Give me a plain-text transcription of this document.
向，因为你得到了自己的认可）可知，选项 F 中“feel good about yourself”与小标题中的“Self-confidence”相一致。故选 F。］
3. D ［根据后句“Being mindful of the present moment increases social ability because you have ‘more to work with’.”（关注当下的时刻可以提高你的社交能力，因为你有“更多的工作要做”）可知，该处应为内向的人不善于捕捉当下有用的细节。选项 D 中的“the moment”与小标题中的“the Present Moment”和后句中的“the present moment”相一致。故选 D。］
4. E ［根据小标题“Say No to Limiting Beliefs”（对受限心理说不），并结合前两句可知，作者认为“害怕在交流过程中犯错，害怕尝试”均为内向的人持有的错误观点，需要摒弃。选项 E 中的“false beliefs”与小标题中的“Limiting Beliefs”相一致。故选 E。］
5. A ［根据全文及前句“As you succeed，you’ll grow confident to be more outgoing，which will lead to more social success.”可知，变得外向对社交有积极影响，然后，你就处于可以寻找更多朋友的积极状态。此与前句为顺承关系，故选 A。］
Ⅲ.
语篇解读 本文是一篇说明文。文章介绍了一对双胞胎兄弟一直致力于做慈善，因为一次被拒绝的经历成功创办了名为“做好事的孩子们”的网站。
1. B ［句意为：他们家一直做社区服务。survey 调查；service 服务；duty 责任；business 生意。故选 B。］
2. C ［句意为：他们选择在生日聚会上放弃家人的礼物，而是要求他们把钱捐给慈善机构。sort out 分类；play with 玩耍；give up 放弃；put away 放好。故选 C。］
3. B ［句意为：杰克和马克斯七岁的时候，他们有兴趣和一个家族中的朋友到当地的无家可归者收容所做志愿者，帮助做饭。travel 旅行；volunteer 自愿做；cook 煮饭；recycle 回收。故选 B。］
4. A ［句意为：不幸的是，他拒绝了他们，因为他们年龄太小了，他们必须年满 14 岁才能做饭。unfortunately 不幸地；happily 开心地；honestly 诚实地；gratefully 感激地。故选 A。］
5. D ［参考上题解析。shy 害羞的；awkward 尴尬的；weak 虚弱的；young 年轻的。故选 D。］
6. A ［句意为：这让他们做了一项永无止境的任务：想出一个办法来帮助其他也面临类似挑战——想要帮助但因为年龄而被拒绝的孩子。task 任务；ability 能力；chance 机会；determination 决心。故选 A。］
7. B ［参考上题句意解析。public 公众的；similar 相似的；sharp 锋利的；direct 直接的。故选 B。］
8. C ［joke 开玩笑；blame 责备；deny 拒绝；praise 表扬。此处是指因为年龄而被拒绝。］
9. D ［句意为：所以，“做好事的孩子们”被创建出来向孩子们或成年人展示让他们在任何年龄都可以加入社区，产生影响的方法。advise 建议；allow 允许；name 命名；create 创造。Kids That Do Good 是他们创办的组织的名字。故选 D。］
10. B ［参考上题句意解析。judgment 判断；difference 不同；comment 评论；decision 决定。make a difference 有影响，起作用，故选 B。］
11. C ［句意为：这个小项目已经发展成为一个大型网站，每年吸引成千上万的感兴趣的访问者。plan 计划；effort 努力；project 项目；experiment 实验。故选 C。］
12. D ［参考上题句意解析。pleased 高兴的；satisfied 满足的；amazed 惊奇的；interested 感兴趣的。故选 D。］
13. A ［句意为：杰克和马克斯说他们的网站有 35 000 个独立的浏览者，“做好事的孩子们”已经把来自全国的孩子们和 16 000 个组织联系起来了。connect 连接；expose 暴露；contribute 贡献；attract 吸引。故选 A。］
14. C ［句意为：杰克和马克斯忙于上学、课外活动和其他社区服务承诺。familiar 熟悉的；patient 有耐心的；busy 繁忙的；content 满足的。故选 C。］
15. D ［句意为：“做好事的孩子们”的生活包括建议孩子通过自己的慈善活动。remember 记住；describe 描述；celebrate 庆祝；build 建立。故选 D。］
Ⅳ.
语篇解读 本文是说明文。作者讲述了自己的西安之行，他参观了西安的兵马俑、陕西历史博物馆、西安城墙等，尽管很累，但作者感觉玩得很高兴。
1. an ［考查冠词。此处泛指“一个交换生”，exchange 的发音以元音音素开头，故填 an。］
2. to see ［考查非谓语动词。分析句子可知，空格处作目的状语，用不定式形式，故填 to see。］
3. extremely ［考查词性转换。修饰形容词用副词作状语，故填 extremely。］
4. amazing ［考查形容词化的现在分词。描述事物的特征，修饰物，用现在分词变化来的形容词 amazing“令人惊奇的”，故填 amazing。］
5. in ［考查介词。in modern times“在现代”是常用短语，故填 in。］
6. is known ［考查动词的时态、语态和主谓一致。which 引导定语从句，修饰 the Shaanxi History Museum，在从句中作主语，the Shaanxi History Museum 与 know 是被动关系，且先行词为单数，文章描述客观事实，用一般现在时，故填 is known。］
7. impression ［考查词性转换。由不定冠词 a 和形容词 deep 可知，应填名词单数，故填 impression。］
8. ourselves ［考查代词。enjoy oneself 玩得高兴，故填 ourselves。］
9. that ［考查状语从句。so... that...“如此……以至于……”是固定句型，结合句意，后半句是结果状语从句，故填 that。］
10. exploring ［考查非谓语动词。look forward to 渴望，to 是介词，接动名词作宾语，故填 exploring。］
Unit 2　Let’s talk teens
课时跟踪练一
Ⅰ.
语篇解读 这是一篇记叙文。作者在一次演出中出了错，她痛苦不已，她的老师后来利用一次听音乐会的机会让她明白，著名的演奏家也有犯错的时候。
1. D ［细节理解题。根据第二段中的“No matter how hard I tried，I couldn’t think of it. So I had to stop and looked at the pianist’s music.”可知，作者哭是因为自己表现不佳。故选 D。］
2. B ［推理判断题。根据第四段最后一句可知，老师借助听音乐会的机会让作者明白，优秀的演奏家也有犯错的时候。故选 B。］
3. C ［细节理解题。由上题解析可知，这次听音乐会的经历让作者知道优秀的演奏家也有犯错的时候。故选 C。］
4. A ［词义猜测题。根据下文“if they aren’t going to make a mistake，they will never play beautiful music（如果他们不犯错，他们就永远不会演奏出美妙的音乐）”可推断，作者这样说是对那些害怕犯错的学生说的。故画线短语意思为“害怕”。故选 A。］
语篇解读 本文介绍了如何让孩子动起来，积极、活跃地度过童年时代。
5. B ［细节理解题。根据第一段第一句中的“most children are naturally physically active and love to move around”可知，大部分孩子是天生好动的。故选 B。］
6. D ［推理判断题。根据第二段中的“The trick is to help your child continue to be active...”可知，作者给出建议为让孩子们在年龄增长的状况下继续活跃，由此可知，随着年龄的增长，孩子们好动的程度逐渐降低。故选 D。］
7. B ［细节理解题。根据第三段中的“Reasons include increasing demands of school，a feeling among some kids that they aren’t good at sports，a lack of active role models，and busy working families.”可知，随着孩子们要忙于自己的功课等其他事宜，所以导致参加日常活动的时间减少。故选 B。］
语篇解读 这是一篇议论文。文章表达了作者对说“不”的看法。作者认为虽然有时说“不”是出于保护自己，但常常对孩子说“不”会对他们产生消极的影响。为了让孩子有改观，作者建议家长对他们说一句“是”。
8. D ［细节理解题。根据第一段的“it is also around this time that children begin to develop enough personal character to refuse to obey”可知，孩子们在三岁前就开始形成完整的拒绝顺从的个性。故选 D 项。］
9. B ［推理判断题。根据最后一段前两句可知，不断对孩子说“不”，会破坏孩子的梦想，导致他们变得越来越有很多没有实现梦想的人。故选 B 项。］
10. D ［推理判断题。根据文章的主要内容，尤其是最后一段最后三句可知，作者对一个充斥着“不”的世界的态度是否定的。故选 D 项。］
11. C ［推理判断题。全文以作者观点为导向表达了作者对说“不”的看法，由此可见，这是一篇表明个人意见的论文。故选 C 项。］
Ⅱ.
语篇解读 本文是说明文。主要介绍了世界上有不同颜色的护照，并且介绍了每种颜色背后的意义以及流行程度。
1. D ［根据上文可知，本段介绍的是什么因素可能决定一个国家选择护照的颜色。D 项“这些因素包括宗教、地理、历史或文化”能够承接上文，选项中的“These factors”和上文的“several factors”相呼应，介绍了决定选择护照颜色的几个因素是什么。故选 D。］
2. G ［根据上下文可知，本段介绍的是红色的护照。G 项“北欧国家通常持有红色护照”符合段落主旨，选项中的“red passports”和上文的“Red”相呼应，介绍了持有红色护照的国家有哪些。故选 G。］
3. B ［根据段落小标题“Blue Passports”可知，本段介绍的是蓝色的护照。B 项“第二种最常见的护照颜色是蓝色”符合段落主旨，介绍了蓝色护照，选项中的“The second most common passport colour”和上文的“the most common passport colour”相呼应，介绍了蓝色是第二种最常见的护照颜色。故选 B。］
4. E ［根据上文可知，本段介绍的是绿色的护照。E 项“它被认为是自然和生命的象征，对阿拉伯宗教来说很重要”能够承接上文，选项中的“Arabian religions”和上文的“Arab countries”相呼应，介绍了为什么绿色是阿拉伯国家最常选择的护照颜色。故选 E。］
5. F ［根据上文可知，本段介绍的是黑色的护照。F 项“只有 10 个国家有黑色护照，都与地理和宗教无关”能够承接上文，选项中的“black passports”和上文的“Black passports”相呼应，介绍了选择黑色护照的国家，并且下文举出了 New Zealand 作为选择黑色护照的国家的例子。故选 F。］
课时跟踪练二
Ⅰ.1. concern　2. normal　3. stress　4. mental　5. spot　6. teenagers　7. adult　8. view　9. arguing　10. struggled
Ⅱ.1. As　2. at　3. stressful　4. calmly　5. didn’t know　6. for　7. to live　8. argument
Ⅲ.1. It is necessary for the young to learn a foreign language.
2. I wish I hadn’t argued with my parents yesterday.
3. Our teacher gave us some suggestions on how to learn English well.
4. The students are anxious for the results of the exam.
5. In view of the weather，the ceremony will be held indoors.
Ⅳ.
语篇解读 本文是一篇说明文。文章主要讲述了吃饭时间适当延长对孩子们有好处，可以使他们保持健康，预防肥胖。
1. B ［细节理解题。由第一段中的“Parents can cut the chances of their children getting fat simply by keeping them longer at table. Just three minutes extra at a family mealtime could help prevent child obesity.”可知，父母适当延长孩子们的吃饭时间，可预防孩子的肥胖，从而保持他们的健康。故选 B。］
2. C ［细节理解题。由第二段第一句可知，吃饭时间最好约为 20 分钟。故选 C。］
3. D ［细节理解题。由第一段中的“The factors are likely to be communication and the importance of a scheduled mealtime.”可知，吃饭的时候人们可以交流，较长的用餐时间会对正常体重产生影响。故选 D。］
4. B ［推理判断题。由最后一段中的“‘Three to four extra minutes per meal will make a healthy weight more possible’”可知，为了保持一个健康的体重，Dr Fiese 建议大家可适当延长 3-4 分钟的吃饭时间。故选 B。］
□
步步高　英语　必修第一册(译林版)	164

++++

What this task involves >>
Which lines hold the string "social"? Copy all of them from the data above.

Complete output >>
3. D ［根据后句“Being mindful of the present moment increases social ability because you have ‘more to work with’.”（关注当下的时刻可以提高你的社交能力，因为你有“更多的工作要做”）可知，该处应为内向的人不善于捕捉当下有用的细节。选项 D 中的“the moment”与小标题中的“the Present Moment”和后句中的“the present moment”相一致。故选 D。］
5. A ［根据全文及前句“As you succeed，you’ll grow confident to be more outgoing，which will lead to more social success.”可知，变得外向对社交有积极影响，然后，你就处于可以寻找更多朋友的积极状态。此与前句为顺承关系，故选 A。］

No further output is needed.